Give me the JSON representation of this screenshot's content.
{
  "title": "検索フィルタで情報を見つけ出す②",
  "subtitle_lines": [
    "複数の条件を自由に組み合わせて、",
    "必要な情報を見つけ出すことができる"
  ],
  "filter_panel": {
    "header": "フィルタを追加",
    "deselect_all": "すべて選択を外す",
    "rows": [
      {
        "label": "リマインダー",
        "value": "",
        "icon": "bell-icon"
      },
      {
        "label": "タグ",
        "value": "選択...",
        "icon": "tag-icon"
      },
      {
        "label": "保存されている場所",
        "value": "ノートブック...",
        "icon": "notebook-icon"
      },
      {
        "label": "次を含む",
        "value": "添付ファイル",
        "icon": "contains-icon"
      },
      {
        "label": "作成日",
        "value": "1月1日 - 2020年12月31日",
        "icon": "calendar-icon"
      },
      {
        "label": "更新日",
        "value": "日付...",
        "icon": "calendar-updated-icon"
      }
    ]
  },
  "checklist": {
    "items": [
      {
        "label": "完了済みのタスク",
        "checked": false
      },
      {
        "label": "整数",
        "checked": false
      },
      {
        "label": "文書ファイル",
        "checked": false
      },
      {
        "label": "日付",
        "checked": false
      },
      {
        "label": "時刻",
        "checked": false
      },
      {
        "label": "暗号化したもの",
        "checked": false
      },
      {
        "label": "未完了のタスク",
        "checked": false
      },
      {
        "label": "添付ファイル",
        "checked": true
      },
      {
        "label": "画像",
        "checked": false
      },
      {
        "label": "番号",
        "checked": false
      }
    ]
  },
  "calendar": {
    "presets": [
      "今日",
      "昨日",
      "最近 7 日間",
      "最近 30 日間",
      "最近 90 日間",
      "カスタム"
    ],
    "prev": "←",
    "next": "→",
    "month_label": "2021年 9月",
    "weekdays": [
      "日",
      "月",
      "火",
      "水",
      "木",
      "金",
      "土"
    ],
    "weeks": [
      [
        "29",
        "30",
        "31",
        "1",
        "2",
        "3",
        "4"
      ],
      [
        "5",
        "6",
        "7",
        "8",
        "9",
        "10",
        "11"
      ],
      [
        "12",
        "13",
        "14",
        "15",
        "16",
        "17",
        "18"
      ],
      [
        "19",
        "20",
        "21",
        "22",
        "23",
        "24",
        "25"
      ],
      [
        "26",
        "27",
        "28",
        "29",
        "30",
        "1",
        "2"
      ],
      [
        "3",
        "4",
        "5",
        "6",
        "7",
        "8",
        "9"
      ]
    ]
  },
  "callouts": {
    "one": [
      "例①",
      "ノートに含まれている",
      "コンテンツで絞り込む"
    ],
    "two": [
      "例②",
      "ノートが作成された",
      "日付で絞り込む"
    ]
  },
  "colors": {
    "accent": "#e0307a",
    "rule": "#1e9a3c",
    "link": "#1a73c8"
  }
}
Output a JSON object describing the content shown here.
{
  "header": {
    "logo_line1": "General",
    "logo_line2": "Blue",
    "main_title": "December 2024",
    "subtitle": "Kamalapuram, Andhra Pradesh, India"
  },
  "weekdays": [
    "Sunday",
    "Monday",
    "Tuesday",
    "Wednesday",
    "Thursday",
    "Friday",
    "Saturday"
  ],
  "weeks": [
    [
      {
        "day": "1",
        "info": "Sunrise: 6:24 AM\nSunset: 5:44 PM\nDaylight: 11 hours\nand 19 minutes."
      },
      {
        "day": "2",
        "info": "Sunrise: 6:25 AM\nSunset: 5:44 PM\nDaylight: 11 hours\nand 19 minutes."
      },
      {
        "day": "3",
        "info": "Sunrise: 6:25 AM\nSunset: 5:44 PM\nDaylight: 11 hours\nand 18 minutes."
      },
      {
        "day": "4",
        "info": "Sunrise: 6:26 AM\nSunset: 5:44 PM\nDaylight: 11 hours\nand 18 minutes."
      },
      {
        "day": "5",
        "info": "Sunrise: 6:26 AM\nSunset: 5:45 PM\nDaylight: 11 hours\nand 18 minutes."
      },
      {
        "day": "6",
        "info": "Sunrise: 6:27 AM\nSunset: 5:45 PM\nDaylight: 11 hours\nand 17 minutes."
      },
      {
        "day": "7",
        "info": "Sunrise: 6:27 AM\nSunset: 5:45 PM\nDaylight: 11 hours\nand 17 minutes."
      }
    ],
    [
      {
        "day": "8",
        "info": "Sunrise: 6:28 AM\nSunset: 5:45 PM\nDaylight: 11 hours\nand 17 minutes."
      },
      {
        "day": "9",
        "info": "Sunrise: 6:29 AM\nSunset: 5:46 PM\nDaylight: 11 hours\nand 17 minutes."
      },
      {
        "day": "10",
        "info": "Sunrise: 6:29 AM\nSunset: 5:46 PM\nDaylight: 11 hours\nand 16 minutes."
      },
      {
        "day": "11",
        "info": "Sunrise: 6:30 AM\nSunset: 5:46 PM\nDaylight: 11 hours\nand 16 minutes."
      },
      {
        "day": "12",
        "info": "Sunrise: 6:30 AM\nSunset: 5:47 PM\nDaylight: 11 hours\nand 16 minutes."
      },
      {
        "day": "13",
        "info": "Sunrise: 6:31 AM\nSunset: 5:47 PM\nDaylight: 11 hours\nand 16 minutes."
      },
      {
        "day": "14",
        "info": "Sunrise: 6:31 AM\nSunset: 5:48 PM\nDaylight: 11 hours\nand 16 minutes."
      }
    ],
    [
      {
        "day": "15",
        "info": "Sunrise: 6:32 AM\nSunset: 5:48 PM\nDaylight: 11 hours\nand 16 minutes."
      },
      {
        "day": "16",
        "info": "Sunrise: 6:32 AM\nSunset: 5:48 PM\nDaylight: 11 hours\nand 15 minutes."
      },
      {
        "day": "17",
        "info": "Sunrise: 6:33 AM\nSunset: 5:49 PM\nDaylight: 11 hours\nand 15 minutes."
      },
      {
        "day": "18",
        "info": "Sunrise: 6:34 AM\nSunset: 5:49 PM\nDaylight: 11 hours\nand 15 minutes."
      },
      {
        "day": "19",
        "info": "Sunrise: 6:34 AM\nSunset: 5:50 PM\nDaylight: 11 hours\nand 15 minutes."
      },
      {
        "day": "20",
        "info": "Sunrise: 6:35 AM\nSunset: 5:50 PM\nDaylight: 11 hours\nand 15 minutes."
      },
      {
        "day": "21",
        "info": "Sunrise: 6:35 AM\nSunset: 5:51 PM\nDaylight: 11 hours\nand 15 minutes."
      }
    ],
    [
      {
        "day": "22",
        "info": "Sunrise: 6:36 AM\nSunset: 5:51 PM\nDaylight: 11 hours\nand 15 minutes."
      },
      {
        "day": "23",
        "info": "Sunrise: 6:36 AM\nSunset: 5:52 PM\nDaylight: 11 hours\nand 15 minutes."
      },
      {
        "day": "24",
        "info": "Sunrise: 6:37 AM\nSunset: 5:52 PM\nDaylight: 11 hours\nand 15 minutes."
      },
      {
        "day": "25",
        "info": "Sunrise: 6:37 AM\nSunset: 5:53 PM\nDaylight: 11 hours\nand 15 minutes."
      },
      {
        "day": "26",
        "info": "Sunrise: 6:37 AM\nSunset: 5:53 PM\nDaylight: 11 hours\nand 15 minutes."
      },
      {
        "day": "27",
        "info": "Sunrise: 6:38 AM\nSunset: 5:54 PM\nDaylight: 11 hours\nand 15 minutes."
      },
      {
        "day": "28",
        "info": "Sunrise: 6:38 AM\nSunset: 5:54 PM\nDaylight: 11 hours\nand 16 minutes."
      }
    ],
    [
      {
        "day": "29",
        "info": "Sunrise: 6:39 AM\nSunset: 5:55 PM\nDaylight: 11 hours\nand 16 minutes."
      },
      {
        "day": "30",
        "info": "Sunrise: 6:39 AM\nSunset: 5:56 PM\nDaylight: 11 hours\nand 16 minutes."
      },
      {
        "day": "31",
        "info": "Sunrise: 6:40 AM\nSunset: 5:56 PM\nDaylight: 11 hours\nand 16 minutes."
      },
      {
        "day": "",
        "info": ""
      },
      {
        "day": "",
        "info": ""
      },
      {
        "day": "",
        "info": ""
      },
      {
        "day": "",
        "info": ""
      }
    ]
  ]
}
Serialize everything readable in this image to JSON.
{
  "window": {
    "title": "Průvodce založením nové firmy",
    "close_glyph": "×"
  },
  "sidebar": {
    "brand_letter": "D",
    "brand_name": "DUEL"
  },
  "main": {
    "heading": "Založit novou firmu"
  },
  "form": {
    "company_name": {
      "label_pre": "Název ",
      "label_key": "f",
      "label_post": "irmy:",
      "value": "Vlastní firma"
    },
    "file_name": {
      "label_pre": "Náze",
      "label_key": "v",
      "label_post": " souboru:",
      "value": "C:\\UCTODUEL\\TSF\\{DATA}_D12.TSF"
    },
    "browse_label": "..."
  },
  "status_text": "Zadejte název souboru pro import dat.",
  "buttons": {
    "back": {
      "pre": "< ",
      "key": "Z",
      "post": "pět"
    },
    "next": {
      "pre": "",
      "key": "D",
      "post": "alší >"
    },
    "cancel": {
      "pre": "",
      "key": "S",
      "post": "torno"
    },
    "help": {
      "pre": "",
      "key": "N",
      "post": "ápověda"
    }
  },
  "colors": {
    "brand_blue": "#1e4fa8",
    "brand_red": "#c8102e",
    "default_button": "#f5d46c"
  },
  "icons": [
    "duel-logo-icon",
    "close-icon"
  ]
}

-- -- --

-- WHAT IS REQUIRED --
Where a line above includes "JSON", copy that line.

-- EXERCISE ANSWER --
Give me the JSON representation of this screenshot's content.
Output a JSON object describing the content shown here.
Serialize everything readable in this image to JSON.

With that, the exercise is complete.